## Begin INPUT DATA

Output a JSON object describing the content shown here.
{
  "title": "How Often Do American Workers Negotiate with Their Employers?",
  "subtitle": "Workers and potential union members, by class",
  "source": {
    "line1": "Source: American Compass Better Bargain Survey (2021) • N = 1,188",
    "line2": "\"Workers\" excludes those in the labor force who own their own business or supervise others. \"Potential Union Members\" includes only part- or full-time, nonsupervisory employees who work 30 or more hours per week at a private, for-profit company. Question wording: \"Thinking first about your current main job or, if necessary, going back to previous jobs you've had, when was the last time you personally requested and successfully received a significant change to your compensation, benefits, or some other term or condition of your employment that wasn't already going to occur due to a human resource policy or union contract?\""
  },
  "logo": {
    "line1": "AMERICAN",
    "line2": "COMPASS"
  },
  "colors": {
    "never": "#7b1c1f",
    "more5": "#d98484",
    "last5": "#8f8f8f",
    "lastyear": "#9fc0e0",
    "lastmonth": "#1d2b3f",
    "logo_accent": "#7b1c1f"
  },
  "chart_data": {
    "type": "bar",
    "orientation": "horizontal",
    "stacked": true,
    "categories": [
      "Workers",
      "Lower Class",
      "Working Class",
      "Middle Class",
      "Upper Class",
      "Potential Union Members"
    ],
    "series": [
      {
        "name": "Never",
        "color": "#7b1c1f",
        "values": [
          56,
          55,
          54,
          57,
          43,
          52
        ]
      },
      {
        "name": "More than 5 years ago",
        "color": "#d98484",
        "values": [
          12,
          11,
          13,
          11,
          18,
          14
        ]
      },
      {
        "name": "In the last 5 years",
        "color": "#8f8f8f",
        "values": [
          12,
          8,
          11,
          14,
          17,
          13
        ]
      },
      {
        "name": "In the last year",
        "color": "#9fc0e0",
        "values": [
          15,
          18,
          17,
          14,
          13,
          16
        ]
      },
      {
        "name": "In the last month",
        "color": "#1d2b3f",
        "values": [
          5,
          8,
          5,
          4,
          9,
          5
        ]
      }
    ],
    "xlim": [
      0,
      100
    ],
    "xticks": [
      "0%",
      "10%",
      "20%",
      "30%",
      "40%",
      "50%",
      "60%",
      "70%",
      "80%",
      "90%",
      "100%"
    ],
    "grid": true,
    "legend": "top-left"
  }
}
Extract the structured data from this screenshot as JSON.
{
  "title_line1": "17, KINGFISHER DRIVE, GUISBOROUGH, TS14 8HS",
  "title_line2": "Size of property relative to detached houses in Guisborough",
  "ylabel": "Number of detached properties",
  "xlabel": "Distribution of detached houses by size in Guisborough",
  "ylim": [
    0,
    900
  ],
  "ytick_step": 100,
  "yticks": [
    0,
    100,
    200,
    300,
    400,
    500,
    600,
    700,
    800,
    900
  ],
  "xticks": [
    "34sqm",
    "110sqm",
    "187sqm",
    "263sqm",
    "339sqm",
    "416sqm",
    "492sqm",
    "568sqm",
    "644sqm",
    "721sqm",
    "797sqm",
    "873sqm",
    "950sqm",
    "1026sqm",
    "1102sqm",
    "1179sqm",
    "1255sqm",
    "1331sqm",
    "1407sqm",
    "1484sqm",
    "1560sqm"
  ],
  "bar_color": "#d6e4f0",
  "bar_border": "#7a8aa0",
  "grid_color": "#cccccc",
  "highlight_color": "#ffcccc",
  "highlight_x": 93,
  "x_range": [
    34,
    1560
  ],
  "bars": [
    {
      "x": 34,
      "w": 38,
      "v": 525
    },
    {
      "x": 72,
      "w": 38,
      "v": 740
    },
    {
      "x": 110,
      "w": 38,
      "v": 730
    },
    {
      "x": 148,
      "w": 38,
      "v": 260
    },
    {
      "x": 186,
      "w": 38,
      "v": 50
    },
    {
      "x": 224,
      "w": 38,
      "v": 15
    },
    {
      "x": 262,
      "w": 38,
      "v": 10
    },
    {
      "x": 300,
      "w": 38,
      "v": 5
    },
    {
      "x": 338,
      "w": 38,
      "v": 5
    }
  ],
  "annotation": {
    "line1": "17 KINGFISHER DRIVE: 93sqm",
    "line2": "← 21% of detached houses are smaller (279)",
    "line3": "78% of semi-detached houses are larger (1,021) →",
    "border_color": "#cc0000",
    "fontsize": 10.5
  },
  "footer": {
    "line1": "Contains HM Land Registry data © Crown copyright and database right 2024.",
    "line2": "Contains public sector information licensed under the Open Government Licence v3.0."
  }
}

## End INPUT DATA

Exact output of every entry is required.

Output a JSON object describing the content shown here.
{
  "title": "How Often Do American Workers Negotiate with Their Employers?",
  "subtitle": "Workers and potential union members, by class",
  "source": {
    "line1": "Source: American Compass Better Bargain Survey (2021) • N = 1,188",
    "line2": "\"Workers\" excludes those in the labor force who own their own business or supervise others. \"Potential Union Members\" includes only part- or full-time, nonsupervisory employees who work 30 or more hours per week at a private, for-profit company. Question wording: \"Thinking first about your current main job or, if necessary, going back to previous jobs you've had, when was the last time you personally requested and successfully received a significant change to your compensation, benefits, or some other term or condition of your employment that wasn't already going to occur due to a human resource policy or union contract?\""
  },
  "logo": {
    "line1": "AMERICAN",
    "line2": "COMPASS"
  },
  "colors": {
    "never": "#7b1c1f",
    "more5": "#d98484",
    "last5": "#8f8f8f",
    "lastyear": "#9fc0e0",
    "lastmonth": "#1d2b3f",
    "logo_accent": "#7b1c1f"
  },
  "chart_data": {
    "type": "bar",
    "orientation": "horizontal",
    "stacked": true,
    "categories": [
      "Workers",
      "Lower Class",
      "Working Class",
      "Middle Class",
      "Upper Class",
      "Potential Union Members"
    ],
    "series": [
      {
        "name": "Never",
        "color": "#7b1c1f",
        "values": [
          56,
          55,
          54,
          57,
          43,
          52
        ]
      },
      {
        "name": "More than 5 years ago",
        "color": "#d98484",
        "values": [
          12,
          11,
          13,
          11,
          18,
          14
        ]
      },
      {
        "name": "In the last 5 years",
        "color": "#8f8f8f",
        "values": [
          12,
          8,
          11,
          14,
          17,
          13
        ]
      },
      {
        "name": "In the last year",
        "color": "#9fc0e0",
        "values": [
          15,
          18,
          17,
          14,
          13,
          16
        ]
      },
      {
        "name": "In the last month",
        "color": "#1d2b3f",
        "values": [
          5,
          8,
          5,
          4,
          9,
          5
        ]
      }
    ],
    "xlim": [
      0,
      100
    ],
    "xticks": [
      "0%",
      "10%",
      "20%",
      "30%",
      "40%",
      "50%",
      "60%",
      "70%",
      "80%",
      "90%",
      "100%"
    ],
    "grid": true,
    "legend": "top-left"
  }
}
Extract the structured data from this screenshot as JSON.
{
  "title_line1": "17, KINGFISHER DRIVE, GUISBOROUGH, TS14 8HS",
  "title_line2": "Size of property relative to detached houses in Guisborough",
  "ylabel": "Number of detached properties",
  "xlabel": "Distribution of detached houses by size in Guisborough",
  "ylim": [
    0,
    900
  ],
  "ytick_step": 100,
  "yticks": [
    0,
    100,
    200,
    300,
    400,
    500,
    600,
    700,
    800,
    900
  ],
  "xticks": [
    "34sqm",
    "110sqm",
    "187sqm",
    "263sqm",
    "339sqm",
    "416sqm",
    "492sqm",
    "568sqm",
    "644sqm",
    "721sqm",
    "797sqm",
    "873sqm",
    "950sqm",
    "1026sqm",
    "1102sqm",
    "1179sqm",
    "1255sqm",
    "1331sqm",
    "1407sqm",
    "1484sqm",
    "1560sqm"
  ],
  "bar_color": "#d6e4f0",
  "bar_border": "#7a8aa0",
  "grid_color": "#cccccc",
  "highlight_color": "#ffcccc",
  "highlight_x": 93,
  "x_range": [
    34,
    1560
  ],
  "bars": [
    {
      "x": 34,
      "w": 38,
      "v": 525
    },
    {
      "x": 72,
      "w": 38,
      "v": 740
    },
    {
      "x": 110,
      "w": 38,
      "v": 730
    },
    {
      "x": 148,
      "w": 38,
      "v": 260
    },
    {
      "x": 186,
      "w": 38,
      "v": 50
    },
    {
      "x": 224,
      "w": 38,
      "v": 15
    },
    {
      "x": 262,
      "w": 38,
      "v": 10
    },
    {
      "x": 300,
      "w": 38,
      "v": 5
    },
    {
      "x": 338,
      "w": 38,
      "v": 5
    }
  ],
  "annotation": {
    "line1": "17 KINGFISHER DRIVE: 93sqm",
    "line2": "← 21% of detached houses are smaller (279)",
    "line3": "78% of semi-detached houses are larger (1,021) →",
    "border_color": "#cc0000",
    "fontsize": 10.5
  },
  "footer": {
    "line1": "Contains HM Land Registry data © Crown copyright and database right 2024.",
    "line2": "Contains public sector information licensed under the Open Government Licence v3.0."
  }
}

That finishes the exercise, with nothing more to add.